### INSTRUCTION
List each line in which the string "Calculate" appears.

[Dataset entries]

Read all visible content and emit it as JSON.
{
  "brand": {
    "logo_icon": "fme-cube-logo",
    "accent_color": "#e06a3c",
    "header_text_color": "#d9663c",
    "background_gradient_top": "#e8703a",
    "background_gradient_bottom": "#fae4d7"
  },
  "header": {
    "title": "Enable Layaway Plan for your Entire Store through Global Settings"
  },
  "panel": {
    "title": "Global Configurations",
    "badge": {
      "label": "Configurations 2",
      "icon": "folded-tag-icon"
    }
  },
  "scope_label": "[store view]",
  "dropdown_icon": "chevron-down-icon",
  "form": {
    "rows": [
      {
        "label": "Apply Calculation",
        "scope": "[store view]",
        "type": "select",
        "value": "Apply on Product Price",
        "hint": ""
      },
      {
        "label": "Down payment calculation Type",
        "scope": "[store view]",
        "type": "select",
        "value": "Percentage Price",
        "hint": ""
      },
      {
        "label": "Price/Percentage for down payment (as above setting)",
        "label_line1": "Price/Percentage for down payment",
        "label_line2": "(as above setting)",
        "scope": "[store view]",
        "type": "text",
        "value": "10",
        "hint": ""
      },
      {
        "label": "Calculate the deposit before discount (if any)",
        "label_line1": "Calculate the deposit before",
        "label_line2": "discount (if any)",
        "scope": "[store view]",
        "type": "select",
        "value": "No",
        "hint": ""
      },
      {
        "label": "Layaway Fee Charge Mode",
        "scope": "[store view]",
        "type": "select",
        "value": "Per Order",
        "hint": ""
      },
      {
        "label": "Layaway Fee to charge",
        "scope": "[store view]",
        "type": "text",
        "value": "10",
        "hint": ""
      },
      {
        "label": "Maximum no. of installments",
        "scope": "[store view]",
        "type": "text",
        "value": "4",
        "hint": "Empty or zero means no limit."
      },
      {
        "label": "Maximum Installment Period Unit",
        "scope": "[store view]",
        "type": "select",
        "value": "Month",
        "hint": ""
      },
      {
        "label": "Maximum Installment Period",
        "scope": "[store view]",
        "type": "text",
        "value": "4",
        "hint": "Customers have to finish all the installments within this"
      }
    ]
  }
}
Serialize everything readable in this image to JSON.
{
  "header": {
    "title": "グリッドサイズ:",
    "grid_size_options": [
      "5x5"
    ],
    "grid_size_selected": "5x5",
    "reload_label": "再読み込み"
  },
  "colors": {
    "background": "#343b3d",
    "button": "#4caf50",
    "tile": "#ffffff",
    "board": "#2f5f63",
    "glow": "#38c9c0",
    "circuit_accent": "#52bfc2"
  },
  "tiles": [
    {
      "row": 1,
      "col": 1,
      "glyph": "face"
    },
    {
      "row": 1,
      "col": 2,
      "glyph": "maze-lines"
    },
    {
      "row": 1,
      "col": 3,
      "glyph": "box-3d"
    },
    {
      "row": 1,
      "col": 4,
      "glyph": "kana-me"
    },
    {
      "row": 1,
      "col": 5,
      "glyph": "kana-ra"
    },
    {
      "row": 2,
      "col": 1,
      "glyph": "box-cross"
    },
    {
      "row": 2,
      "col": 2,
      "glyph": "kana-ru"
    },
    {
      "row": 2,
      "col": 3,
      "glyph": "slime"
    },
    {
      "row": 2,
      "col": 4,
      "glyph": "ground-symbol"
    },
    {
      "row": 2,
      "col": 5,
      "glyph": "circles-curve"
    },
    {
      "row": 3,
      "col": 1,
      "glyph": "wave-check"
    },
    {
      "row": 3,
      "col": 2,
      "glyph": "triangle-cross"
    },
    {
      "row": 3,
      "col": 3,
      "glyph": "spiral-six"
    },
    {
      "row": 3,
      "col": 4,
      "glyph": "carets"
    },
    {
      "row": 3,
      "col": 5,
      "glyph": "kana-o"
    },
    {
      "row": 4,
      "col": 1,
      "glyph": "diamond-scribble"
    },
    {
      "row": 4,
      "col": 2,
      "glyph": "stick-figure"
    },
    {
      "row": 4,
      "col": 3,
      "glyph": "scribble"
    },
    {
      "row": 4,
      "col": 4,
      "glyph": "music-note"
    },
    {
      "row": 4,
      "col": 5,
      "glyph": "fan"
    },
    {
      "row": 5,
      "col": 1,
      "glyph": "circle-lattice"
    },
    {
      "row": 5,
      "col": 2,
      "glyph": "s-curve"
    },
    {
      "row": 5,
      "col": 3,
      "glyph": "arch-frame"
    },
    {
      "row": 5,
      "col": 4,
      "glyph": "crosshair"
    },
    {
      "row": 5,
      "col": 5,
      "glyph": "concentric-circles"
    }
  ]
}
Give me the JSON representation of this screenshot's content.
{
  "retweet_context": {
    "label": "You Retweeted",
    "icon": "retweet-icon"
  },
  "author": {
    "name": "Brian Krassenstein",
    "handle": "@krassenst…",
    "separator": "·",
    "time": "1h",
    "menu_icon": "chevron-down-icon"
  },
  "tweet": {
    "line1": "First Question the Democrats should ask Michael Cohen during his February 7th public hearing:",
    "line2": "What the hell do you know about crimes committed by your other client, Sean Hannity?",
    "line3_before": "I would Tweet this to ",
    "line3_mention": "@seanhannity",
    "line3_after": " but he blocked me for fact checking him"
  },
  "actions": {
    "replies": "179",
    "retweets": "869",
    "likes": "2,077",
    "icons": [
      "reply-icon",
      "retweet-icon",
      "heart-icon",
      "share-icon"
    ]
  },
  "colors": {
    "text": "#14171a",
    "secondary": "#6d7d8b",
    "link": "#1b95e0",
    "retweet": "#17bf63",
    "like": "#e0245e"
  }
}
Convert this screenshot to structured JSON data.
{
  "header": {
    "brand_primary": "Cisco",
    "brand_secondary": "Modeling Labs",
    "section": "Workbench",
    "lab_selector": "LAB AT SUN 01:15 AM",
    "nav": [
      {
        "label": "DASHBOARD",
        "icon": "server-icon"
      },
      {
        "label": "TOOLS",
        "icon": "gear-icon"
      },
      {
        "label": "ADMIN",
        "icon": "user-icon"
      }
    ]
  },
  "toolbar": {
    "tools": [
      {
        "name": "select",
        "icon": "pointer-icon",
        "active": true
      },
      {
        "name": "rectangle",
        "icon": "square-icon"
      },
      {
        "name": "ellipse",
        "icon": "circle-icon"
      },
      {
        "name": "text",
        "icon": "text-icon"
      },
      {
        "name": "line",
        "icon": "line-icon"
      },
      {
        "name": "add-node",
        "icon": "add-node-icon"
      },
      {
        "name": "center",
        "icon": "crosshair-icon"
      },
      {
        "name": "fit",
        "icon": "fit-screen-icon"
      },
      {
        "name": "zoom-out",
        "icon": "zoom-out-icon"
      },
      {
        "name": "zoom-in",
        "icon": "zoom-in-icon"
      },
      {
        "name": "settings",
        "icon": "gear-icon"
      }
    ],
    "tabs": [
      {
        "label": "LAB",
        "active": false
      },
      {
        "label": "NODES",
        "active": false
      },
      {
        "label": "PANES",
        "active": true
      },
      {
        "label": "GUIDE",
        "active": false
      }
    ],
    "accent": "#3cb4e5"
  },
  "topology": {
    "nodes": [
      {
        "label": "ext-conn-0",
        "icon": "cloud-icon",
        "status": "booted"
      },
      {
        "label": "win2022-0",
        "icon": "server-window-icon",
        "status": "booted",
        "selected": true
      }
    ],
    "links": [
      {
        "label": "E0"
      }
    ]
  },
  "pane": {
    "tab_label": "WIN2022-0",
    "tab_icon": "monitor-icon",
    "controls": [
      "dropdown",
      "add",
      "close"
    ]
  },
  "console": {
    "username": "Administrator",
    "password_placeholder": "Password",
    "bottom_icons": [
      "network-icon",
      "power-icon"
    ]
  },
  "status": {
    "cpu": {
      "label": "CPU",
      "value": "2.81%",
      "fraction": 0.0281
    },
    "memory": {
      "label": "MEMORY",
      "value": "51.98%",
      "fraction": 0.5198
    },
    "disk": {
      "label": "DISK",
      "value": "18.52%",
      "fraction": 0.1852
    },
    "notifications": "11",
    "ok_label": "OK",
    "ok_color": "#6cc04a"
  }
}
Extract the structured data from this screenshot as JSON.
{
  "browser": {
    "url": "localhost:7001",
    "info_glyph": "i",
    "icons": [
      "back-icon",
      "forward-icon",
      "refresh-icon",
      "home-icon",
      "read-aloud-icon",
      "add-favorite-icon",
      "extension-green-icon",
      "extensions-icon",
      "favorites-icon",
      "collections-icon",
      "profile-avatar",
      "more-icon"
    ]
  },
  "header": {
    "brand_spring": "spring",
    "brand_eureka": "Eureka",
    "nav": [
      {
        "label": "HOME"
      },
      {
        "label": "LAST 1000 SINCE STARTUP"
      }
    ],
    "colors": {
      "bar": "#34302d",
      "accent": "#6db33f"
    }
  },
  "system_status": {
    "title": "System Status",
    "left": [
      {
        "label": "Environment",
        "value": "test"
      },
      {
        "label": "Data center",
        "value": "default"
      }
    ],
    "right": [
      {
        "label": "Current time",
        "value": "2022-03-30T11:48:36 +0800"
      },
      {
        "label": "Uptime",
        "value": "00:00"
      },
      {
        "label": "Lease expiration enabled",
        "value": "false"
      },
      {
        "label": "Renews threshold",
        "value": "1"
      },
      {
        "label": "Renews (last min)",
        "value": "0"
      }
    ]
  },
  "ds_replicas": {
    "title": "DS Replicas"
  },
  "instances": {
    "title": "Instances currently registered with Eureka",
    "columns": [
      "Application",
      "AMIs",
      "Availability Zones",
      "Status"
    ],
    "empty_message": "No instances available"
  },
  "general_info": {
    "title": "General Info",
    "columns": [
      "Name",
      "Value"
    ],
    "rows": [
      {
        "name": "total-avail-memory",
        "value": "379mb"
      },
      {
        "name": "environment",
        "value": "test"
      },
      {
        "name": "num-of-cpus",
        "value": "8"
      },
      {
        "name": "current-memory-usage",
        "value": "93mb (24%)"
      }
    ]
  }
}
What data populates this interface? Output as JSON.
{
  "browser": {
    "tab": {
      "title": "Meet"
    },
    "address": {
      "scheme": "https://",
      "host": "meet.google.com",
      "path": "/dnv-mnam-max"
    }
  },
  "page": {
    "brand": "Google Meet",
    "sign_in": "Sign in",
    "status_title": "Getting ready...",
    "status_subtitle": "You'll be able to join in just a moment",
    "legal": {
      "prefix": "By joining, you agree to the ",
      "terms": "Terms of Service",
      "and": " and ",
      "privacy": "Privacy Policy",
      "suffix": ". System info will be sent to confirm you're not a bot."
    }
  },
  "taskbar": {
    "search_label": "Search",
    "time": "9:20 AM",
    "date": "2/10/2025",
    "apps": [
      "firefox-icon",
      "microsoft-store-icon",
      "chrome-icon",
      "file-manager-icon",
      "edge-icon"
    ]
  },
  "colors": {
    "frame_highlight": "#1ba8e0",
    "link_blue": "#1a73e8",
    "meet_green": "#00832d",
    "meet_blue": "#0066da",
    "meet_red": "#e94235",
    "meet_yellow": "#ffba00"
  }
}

### EXERCISE SOLUTION
        "label": "Calculate the deposit before discount (if any)",
        "label_line1": "Calculate the deposit before",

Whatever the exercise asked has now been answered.